| WORK TO BE COMPLETED |
Across the entries below, how many lines contain the string "increasing"? Give only the count.

| MATERIAL |
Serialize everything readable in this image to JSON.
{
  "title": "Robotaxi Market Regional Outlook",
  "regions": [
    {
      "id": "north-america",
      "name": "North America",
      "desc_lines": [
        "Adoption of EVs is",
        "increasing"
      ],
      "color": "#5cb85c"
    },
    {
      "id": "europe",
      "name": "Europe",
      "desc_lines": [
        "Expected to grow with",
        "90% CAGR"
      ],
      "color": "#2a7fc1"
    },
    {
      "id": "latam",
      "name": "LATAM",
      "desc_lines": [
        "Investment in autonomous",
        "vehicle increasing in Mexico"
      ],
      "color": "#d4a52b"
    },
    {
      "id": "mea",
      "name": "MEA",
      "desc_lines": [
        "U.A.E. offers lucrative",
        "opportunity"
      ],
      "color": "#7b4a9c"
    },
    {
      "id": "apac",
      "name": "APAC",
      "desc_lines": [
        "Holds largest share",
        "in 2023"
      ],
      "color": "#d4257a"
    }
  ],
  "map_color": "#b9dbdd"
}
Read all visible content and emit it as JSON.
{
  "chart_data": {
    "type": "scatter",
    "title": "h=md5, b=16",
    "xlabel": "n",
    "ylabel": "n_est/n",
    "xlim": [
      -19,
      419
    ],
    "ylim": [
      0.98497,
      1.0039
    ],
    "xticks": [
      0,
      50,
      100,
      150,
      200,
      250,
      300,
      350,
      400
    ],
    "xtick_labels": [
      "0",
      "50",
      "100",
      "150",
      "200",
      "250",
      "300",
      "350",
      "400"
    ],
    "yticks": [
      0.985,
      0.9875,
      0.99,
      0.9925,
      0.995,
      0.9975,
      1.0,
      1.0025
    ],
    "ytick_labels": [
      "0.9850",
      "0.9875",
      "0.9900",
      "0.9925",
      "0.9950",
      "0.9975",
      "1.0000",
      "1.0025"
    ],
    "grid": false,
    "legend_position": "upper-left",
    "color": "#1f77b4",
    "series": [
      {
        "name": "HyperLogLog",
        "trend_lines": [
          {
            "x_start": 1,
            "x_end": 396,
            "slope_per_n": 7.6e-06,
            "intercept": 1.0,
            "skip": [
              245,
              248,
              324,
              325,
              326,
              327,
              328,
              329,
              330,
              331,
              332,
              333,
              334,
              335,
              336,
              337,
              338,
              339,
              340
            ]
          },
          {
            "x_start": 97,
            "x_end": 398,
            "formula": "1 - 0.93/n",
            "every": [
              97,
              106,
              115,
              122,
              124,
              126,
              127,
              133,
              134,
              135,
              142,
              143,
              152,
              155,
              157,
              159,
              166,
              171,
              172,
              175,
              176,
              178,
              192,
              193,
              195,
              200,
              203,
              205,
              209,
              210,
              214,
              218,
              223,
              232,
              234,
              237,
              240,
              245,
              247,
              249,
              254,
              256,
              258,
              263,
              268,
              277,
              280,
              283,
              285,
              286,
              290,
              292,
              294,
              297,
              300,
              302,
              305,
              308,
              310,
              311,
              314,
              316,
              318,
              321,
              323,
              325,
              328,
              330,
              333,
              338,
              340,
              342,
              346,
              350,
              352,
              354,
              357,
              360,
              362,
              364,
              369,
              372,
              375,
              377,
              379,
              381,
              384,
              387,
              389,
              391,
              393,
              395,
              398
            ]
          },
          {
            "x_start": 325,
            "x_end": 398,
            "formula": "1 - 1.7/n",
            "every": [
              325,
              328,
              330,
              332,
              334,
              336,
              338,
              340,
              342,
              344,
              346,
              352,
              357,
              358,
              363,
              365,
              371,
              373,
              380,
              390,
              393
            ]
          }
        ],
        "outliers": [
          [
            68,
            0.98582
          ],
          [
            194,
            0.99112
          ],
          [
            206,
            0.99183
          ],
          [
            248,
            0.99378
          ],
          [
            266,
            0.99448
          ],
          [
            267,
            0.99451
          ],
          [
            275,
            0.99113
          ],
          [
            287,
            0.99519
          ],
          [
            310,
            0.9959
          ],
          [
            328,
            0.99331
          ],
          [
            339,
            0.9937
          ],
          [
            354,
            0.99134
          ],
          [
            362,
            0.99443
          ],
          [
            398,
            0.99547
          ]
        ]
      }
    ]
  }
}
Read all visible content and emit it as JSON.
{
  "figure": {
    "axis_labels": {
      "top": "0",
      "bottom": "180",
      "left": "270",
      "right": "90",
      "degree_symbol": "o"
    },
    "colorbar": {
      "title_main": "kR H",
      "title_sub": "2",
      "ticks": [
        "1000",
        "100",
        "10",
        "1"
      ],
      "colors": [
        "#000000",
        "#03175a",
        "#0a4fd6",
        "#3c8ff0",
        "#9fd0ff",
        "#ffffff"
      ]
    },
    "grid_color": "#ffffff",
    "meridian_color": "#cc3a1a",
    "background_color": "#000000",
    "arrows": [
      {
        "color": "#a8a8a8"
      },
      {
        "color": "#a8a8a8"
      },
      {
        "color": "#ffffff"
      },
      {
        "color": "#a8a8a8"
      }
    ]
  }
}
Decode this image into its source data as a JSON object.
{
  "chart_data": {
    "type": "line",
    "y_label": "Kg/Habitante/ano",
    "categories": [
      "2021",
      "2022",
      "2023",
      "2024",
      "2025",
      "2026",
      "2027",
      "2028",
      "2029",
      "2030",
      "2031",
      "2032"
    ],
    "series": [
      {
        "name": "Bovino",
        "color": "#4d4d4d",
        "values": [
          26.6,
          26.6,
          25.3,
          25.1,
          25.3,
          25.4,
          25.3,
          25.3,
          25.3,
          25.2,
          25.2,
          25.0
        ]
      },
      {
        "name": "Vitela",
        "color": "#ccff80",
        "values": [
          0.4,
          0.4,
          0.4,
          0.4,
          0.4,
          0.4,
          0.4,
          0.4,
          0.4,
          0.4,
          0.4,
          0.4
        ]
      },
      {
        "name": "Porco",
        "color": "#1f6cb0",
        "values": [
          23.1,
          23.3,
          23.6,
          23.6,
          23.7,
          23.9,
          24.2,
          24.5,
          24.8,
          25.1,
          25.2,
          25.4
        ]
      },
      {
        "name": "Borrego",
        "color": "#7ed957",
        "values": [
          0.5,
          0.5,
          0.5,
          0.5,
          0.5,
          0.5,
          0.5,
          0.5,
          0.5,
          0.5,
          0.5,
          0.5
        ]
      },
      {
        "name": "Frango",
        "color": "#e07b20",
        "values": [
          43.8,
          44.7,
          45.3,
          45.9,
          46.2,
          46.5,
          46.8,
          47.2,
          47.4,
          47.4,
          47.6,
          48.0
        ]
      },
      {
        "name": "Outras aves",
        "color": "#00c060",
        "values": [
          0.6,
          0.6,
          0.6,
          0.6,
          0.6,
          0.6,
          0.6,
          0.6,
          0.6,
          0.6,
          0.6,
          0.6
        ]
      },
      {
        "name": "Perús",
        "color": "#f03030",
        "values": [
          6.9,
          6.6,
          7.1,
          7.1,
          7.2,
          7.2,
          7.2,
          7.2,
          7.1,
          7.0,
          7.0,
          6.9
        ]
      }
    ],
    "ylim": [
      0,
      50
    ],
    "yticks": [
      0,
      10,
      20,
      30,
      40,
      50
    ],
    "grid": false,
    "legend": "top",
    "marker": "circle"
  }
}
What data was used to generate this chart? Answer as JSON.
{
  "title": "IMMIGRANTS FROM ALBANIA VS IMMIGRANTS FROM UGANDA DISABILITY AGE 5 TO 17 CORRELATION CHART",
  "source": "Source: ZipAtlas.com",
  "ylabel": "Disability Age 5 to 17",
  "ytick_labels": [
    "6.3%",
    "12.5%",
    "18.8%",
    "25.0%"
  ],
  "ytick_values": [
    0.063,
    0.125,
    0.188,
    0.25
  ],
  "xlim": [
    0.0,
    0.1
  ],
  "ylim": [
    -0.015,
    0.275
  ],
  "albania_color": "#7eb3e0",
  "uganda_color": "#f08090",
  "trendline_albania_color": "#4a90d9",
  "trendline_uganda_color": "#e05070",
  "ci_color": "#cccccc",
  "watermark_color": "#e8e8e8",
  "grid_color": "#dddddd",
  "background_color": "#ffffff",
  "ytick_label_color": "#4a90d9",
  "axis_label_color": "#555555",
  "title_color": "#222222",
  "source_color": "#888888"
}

| RESULT |
2